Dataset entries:
▬▬▬▬▬▬

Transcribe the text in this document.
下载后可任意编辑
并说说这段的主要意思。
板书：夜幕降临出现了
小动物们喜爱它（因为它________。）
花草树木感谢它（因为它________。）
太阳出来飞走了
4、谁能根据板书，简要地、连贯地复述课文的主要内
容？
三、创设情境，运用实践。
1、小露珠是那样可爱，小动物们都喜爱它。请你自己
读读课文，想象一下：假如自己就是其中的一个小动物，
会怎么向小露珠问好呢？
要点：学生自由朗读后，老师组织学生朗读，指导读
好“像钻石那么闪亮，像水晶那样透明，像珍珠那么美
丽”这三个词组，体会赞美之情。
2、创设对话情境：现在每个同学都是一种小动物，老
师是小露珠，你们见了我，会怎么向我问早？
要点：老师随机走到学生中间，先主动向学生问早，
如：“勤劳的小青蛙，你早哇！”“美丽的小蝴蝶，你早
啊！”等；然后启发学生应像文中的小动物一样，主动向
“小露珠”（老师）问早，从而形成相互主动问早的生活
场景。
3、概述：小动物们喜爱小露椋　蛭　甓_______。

▬▬▬▬▬▬

What you have to do. Here, the records must be output exactly and in full.

Solution to the problem.
Transcribe the text in this document.
下载后可任意编辑
并说说这段的主要意思。
板书：夜幕降临出现了
小动物们喜爱它（因为它________。）
花草树木感谢它（因为它________。）
太阳出来飞走了
4、谁能根据板书，简要地、连贯地复述课文的主要内
容？
三、创设情境，运用实践。
1、小露珠是那样可爱，小动物们都喜爱它。请你自己
读读课文，想象一下：假如自己就是其中的一个小动物，
会怎么向小露珠问好呢？
要点：学生自由朗读后，老师组织学生朗读，指导读
好“像钻石那么闪亮，像水晶那样透明，像珍珠那么美
丽”这三个词组，体会赞美之情。
2、创设对话情境：现在每个同学都是一种小动物，老
师是小露珠，你们见了我，会怎么向我问早？
要点：老师随机走到学生中间，先主动向学生问早，
如：“勤劳的小青蛙，你早哇！”“美丽的小蝴蝶，你早
啊！”等；然后启发学生应像文中的小动物一样，主动向
“小露珠”（老师）问早，从而形成相互主动问早的生活
场景。
3、概述：小动物们喜爱小露椋　蛭　甓_______。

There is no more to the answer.